Copy out all the records exactly.

----

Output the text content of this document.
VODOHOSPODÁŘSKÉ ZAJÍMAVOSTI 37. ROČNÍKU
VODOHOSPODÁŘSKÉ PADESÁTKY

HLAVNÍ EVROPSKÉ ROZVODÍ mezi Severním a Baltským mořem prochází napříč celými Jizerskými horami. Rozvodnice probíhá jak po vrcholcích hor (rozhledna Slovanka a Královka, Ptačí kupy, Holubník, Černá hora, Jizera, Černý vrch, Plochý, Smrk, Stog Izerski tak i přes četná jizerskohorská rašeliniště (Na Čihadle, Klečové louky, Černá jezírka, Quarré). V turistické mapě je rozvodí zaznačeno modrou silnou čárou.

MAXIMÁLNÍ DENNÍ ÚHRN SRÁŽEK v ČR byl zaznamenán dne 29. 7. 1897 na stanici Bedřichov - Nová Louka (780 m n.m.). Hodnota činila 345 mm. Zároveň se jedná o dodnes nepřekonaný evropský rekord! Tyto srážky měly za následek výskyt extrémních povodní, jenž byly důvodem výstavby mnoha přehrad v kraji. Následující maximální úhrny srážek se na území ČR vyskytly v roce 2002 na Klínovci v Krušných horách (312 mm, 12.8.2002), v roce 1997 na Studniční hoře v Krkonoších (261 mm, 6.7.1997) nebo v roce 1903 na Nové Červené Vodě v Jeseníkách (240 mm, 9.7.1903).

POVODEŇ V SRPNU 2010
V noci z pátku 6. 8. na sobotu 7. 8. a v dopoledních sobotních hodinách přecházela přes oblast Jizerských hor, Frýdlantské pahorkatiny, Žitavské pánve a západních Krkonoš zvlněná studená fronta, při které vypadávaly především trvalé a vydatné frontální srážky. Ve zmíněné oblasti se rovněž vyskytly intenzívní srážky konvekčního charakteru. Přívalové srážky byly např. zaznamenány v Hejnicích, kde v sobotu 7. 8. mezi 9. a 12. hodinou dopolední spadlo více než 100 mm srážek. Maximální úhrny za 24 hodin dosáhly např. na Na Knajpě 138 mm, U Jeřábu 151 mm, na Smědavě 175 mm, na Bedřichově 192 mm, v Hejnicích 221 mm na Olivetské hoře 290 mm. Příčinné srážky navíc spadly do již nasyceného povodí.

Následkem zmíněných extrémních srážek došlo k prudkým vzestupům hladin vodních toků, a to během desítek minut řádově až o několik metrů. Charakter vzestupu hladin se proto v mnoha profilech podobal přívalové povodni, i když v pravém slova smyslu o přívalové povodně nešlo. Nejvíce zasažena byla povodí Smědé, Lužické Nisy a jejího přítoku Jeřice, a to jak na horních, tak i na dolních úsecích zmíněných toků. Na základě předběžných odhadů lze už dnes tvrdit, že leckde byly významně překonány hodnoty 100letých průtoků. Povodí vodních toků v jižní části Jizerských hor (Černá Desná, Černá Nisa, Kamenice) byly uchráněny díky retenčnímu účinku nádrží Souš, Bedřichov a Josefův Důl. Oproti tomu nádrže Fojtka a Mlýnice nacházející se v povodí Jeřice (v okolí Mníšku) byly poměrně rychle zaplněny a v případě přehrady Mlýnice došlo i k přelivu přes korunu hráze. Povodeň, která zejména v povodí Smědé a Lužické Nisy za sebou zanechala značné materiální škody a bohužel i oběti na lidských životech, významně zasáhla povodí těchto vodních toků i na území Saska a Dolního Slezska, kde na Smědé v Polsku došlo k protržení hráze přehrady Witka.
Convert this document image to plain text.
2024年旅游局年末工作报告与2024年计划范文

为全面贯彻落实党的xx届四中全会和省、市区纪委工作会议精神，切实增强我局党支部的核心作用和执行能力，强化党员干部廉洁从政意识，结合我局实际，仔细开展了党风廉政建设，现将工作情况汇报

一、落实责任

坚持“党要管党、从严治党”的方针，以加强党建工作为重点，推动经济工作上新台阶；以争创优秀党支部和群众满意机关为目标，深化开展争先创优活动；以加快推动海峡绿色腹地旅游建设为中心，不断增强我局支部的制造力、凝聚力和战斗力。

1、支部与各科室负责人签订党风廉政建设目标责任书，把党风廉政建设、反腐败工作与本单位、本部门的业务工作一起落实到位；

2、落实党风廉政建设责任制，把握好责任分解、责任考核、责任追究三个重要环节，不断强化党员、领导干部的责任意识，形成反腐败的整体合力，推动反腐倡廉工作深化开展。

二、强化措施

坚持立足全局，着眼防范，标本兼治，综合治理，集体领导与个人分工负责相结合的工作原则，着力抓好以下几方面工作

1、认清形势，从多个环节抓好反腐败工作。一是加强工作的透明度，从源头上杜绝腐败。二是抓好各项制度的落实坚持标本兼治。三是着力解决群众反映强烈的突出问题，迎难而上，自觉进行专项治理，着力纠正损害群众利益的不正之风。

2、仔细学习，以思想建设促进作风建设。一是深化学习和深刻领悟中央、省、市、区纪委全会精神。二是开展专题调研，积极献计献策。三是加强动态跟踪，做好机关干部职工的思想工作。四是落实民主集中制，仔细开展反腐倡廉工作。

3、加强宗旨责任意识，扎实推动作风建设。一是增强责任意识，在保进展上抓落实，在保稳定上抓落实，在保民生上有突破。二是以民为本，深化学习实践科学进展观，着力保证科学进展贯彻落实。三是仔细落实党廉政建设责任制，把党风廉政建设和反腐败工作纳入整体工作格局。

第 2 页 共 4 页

----

### FINAL RESULT
Output the text content of this document.
VODOHOSPODÁŘSKÉ ZAJÍMAVOSTI 37. ROČNÍKU
VODOHOSPODÁŘSKÉ PADESÁTKY

HLAVNÍ EVROPSKÉ ROZVODÍ mezi Severním a Baltským mořem prochází napříč celými Jizerskými horami. Rozvodnice probíhá jak po vrcholcích hor (rozhledna Slovanka a Královka, Ptačí kupy, Holubník, Černá hora, Jizera, Černý vrch, Plochý, Smrk, Stog Izerski tak i přes četná jizerskohorská rašeliniště (Na Čihadle, Klečové louky, Černá jezírka, Quarré). V turistické mapě je rozvodí zaznačeno modrou silnou čárou.

MAXIMÁLNÍ DENNÍ ÚHRN SRÁŽEK v ČR byl zaznamenán dne 29. 7. 1897 na stanici Bedřichov - Nová Louka (780 m n.m.). Hodnota činila 345 mm. Zároveň se jedná o dodnes nepřekonaný evropský rekord! Tyto srážky měly za následek výskyt extrémních povodní, jenž byly důvodem výstavby mnoha přehrad v kraji. Následující maximální úhrny srážek se na území ČR vyskytly v roce 2002 na Klínovci v Krušných horách (312 mm, 12.8.2002), v roce 1997 na Studniční hoře v Krkonoších (261 mm, 6.7.1997) nebo v roce 1903 na Nové Červené Vodě v Jeseníkách (240 mm, 9.7.1903).

POVODEŇ V SRPNU 2010
V noci z pátku 6. 8. na sobotu 7. 8. a v dopoledních sobotních hodinách přecházela přes oblast Jizerských hor, Frýdlantské pahorkatiny, Žitavské pánve a západních Krkonoš zvlněná studená fronta, při které vypadávaly především trvalé a vydatné frontální srážky. Ve zmíněné oblasti se rovněž vyskytly intenzívní srážky konvekčního charakteru. Přívalové srážky byly např. zaznamenány v Hejnicích, kde v sobotu 7. 8. mezi 9. a 12. hodinou dopolední spadlo více než 100 mm srážek. Maximální úhrny za 24 hodin dosáhly např. na Na Knajpě 138 mm, U Jeřábu 151 mm, na Smědavě 175 mm, na Bedřichově 192 mm, v Hejnicích 221 mm na Olivetské hoře 290 mm. Příčinné srážky navíc spadly do již nasyceného povodí.

Následkem zmíněných extrémních srážek došlo k prudkým vzestupům hladin vodních toků, a to během desítek minut řádově až o několik metrů. Charakter vzestupu hladin se proto v mnoha profilech podobal přívalové povodni, i když v pravém slova smyslu o přívalové povodně nešlo. Nejvíce zasažena byla povodí Smědé, Lužické Nisy a jejího přítoku Jeřice, a to jak na horních, tak i na dolních úsecích zmíněných toků. Na základě předběžných odhadů lze už dnes tvrdit, že leckde byly významně překonány hodnoty 100letých průtoků. Povodí vodních toků v jižní části Jizerských hor (Černá Desná, Černá Nisa, Kamenice) byly uchráněny díky retenčnímu účinku nádrží Souš, Bedřichov a Josefův Důl. Oproti tomu nádrže Fojtka a Mlýnice nacházející se v povodí Jeřice (v okolí Mníšku) byly poměrně rychle zaplněny a v případě přehrady Mlýnice došlo i k přelivu přes korunu hráze. Povodeň, která zejména v povodí Smědé a Lužické Nisy za sebou zanechala značné materiální škody a bohužel i oběti na lidských životech, významně zasáhla povodí těchto vodních toků i na území Saska a Dolního Slezska, kde na Smědé v Polsku došlo k protržení hráze přehrady Witka.
Convert this document image to plain text.
2024年旅游局年末工作报告与2024年计划范文

为全面贯彻落实党的xx届四中全会和省、市区纪委工作会议精神，切实增强我局党支部的核心作用和执行能力，强化党员干部廉洁从政意识，结合我局实际，仔细开展了党风廉政建设，现将工作情况汇报

一、落实责任

坚持“党要管党、从严治党”的方针，以加强党建工作为重点，推动经济工作上新台阶；以争创优秀党支部和群众满意机关为目标，深化开展争先创优活动；以加快推动海峡绿色腹地旅游建设为中心，不断增强我局支部的制造力、凝聚力和战斗力。

1、支部与各科室负责人签订党风廉政建设目标责任书，把党风廉政建设、反腐败工作与本单位、本部门的业务工作一起落实到位；

2、落实党风廉政建设责任制，把握好责任分解、责任考核、责任追究三个重要环节，不断强化党员、领导干部的责任意识，形成反腐败的整体合力，推动反腐倡廉工作深化开展。

二、强化措施

坚持立足全局，着眼防范，标本兼治，综合治理，集体领导与个人分工负责相结合的工作原则，着力抓好以下几方面工作

1、认清形势，从多个环节抓好反腐败工作。一是加强工作的透明度，从源头上杜绝腐败。二是抓好各项制度的落实坚持标本兼治。三是着力解决群众反映强烈的突出问题，迎难而上，自觉进行专项治理，着力纠正损害群众利益的不正之风。

2、仔细学习，以思想建设促进作风建设。一是深化学习和深刻领悟中央、省、市、区纪委全会精神。二是开展专题调研，积极献计献策。三是加强动态跟踪，做好机关干部职工的思想工作。四是落实民主集中制，仔细开展反腐倡廉工作。

3、加强宗旨责任意识，扎实推动作风建设。一是增强责任意识，在保进展上抓落实，在保稳定上抓落实，在保民生上有突破。二是以民为本，深化学习实践科学进展观，着力保证科学进展贯彻落实。三是仔细落实党廉政建设责任制，把党风廉政建设和反腐败工作纳入整体工作格局。

第 2 页 共 4 页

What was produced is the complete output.